(Collected data)
:::

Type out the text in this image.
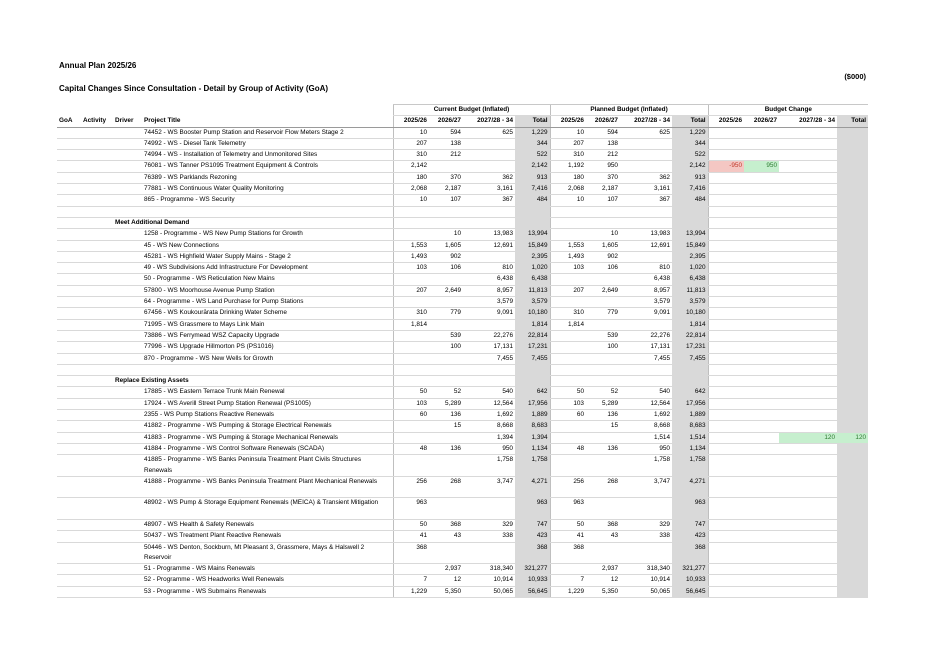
Annual Plan 2025/26
($000)
Capital Changes Since Consultation - Detail by Group of Activity (GoA)
				Current Budget (Inflated)				Planned Budget (Inflated)				Budget Change			
GoA	Activity	Driver	Project Title	2025/26	2026/27	2027/28 - 34	Total	2025/26	2026/27	2027/28 - 34	Total	2025/26	2026/27	2027/28 - 34	Total
			74452 - WS Booster Pump Station and Reservoir Flow Meters Stage 2	10	594	625	1,229	10	594	625	1,229				
			74992 - WS - Diesel Tank Telemetry	207	138		344	207	138		344				
			74994 - WS - Installation of Telemetry and Unmonitored Sites	310	212		522	310	212		522				
			76081 - WS Tanner PS1095 Treatment Equipment & Controls	2,142			2,142	1,192	950		2,142	-950	950		
			76389 - WS Parklands Rezoning	180	370	362	913	180	370	362	913				
			77881 - WS Continuous Water Quality Monitoring	2,068	2,187	3,161	7,416	2,068	2,187	3,161	7,416				
			865 - Programme - WS Security	10	107	367	484	10	107	367	484				

		Meet Additional Demand													
			1258 - Programme - WS New Pump Stations for Growth		10	13,983	13,994		10	13,983	13,994				
			45 - WS New Connections	1,553	1,605	12,691	15,849	1,553	1,605	12,691	15,849				
			45281 - WS Highfield Water Supply Mains - Stage 2	1,493	902		2,395	1,493	902		2,395				
			49 - WS Subdivisions Add Infrastructure For Development	103	106	810	1,020	103	106	810	1,020				
			50 - Programme - WS Reticulation New Mains			6,438	6,438			6,438	6,438				
			57800 - WS Moorhouse Avenue Pump Station	207	2,649	8,957	11,813	207	2,649	8,957	11,813				
			64 - Programme - WS Land Purchase for Pump Stations			3,579	3,579			3,579	3,579				
			67456 - WS Koukourārata Drinking Water Scheme	310	779	9,091	10,180	310	779	9,091	10,180				
			71995 - WS Grassmere to Mays Link Main	1,814			1,814	1,814			1,814				
			73886 - WS Ferrymead WSZ Capacity Upgrade		539	22,276	22,814		539	22,276	22,814				
			77996 - WS Upgrade Hillmorton PS (PS1016)		100	17,131	17,231		100	17,131	17,231				
			870 - Programme - WS New Wells for Growth			7,455	7,455			7,455	7,455				

		Replace Existing Assets													
			17885 - WS Eastern Terrace Trunk Main Renewal	50	52	540	642	50	52	540	642				
			17924 - WS Averill Street Pump Station Renewal (PS1005)	103	5,289	12,564	17,956	103	5,289	12,564	17,956				
			2355 - WS Pump Stations Reactive Renewals	60	136	1,692	1,889	60	136	1,692	1,889				
			41882 - Programme - WS Pumping & Storage Electrical Renewals		15	8,668	8,683		15	8,668	8,683				
			41883 - Programme - WS Pumping & Storage Mechanical Renewals			1,394	1,394			1,514	1,514			120	120
			41884 - Programme - WS Control Software Renewals (SCADA)	48	136	950	1,134	48	136	950	1,134				
			41885 - Programme - WS Banks Peninsula Treatment Plant Civils Structures Renewals			1,758	1,758			1,758	1,758				
			41888 - Programme - WS Banks Peninsula Treatment Plant Mechanical Renewals	256	268	3,747	4,271	256	268	3,747	4,271				
			48902 - WS Pump & Storage Equipment Renewals (MEICA) & Transient Mitigation	963			963	963			963				
			48907 - WS Health & Safety Renewals	50	368	329	747	50	368	329	747				
			50437 - WS Treatment Plant Reactive Renewals	41	43	338	423	41	43	338	423				
			50446 - WS Denton, Sockburn, Mt Pleasant 3, Grassmere, Mays & Halswell 2 Reservoir	368			368	368			368				
			51 - Programme - WS Mains Renewals		2,937	318,340	321,277		2,937	318,340	321,277				
			52 - Programme - WS Headworks Well Renewals	7	12	10,914	10,933	7	12	10,914	10,933				
			53 - Programme - WS Submains Renewals	1,229	5,350	50,065	56,645	1,229	5,350	50,065	56,645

:::

■ WHAT IS NEEDED ■
Copy each line of the records precisely and drop any images they hold.

■ EXPECTED ANSWER ■
Type out the text in this image.
Annual Plan 2025/26
($000)
Capital Changes Since Consultation - Detail by Group of Activity (GoA)
				Current Budget (Inflated)				Planned Budget (Inflated)				Budget Change			
GoA	Activity	Driver	Project Title	2025/26	2026/27	2027/28 - 34	Total	2025/26	2026/27	2027/28 - 34	Total	2025/26	2026/27	2027/28 - 34	Total
			74452 - WS Booster Pump Station and Reservoir Flow Meters Stage 2	10	594	625	1,229	10	594	625	1,229				
			74992 - WS - Diesel Tank Telemetry	207	138		344	207	138		344				
			74994 - WS - Installation of Telemetry and Unmonitored Sites	310	212		522	310	212		522				
			76081 - WS Tanner PS1095 Treatment Equipment & Controls	2,142			2,142	1,192	950		2,142	-950	950		
			76389 - WS Parklands Rezoning	180	370	362	913	180	370	362	913				
			77881 - WS Continuous Water Quality Monitoring	2,068	2,187	3,161	7,416	2,068	2,187	3,161	7,416				
			865 - Programme - WS Security	10	107	367	484	10	107	367	484				

		Meet Additional Demand													
			1258 - Programme - WS New Pump Stations for Growth		10	13,983	13,994		10	13,983	13,994				
			45 - WS New Connections	1,553	1,605	12,691	15,849	1,553	1,605	12,691	15,849				
			45281 - WS Highfield Water Supply Mains - Stage 2	1,493	902		2,395	1,493	902		2,395				
			49 - WS Subdivisions Add Infrastructure For Development	103	106	810	1,020	103	106	810	1,020				
			50 - Programme - WS Reticulation New Mains			6,438	6,438			6,438	6,438				
			57800 - WS Moorhouse Avenue Pump Station	207	2,649	8,957	11,813	207	2,649	8,957	11,813				
			64 - Programme - WS Land Purchase for Pump Stations			3,579	3,579			3,579	3,579				
			67456 - WS Koukourārata Drinking Water Scheme	310	779	9,091	10,180	310	779	9,091	10,180				
			71995 - WS Grassmere to Mays Link Main	1,814			1,814	1,814			1,814				
			73886 - WS Ferrymead WSZ Capacity Upgrade		539	22,276	22,814		539	22,276	22,814				
			77996 - WS Upgrade Hillmorton PS (PS1016)		100	17,131	17,231		100	17,131	17,231				
			870 - Programme - WS New Wells for Growth			7,455	7,455			7,455	7,455				

		Replace Existing Assets													
			17885 - WS Eastern Terrace Trunk Main Renewal	50	52	540	642	50	52	540	642				
			17924 - WS Averill Street Pump Station Renewal (PS1005)	103	5,289	12,564	17,956	103	5,289	12,564	17,956				
			2355 - WS Pump Stations Reactive Renewals	60	136	1,692	1,889	60	136	1,692	1,889				
			41882 - Programme - WS Pumping & Storage Electrical Renewals		15	8,668	8,683		15	8,668	8,683				
			41883 - Programme - WS Pumping & Storage Mechanical Renewals			1,394	1,394			1,514	1,514			120	120
			41884 - Programme - WS Control Software Renewals (SCADA)	48	136	950	1,134	48	136	950	1,134				
			41885 - Programme - WS Banks Peninsula Treatment Plant Civils Structures Renewals			1,758	1,758			1,758	1,758				
			41888 - Programme - WS Banks Peninsula Treatment Plant Mechanical Renewals	256	268	3,747	4,271	256	268	3,747	4,271				
			48902 - WS Pump & Storage Equipment Renewals (MEICA) & Transient Mitigation	963			963	963			963				
			48907 - WS Health & Safety Renewals	50	368	329	747	50	368	329	747				
			50437 - WS Treatment Plant Reactive Renewals	41	43	338	423	41	43	338	423				
			50446 - WS Denton, Sockburn, Mt Pleasant 3, Grassmere, Mays & Halswell 2 Reservoir	368			368	368			368				
			51 - Programme - WS Mains Renewals		2,937	318,340	321,277		2,937	318,340	321,277				
			52 - Programme - WS Headworks Well Renewals	7	12	10,914	10,933	7	12	10,914	10,933				
			53 - Programme - WS Submains Renewals	1,229	5,350	50,065	56,645	1,229	5,350	50,065	56,645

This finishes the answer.